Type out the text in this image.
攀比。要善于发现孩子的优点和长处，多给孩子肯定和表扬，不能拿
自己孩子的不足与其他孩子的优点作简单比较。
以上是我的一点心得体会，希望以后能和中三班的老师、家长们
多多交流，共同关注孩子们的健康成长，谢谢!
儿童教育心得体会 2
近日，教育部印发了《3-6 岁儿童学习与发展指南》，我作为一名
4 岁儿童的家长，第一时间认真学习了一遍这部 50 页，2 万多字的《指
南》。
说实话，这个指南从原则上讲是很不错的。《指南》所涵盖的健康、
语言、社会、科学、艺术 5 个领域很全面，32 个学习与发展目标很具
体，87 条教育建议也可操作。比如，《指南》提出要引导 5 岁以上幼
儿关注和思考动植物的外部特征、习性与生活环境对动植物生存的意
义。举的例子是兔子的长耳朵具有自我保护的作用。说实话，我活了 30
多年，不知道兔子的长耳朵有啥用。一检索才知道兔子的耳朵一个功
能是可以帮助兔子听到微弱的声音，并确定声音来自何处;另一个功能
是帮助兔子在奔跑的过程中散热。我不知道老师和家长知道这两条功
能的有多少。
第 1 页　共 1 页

============

The problem:
Restate each of the entries above verbatim.

Completed exercise:
Type out the text in this image.
攀比。要善于发现孩子的优点和长处，多给孩子肯定和表扬，不能拿
自己孩子的不足与其他孩子的优点作简单比较。
以上是我的一点心得体会，希望以后能和中三班的老师、家长们
多多交流，共同关注孩子们的健康成长，谢谢!
儿童教育心得体会 2
近日，教育部印发了《3-6 岁儿童学习与发展指南》，我作为一名
4 岁儿童的家长，第一时间认真学习了一遍这部 50 页，2 万多字的《指
南》。
说实话，这个指南从原则上讲是很不错的。《指南》所涵盖的健康、
语言、社会、科学、艺术 5 个领域很全面，32 个学习与发展目标很具
体，87 条教育建议也可操作。比如，《指南》提出要引导 5 岁以上幼
儿关注和思考动植物的外部特征、习性与生活环境对动植物生存的意
义。举的例子是兔子的长耳朵具有自我保护的作用。说实话，我活了 30
多年，不知道兔子的长耳朵有啥用。一检索才知道兔子的耳朵一个功
能是可以帮助兔子听到微弱的声音，并确定声音来自何处;另一个功能
是帮助兔子在奔跑的过程中散热。我不知道老师和家长知道这两条功
能的有多少。
第 1 页　共 1 页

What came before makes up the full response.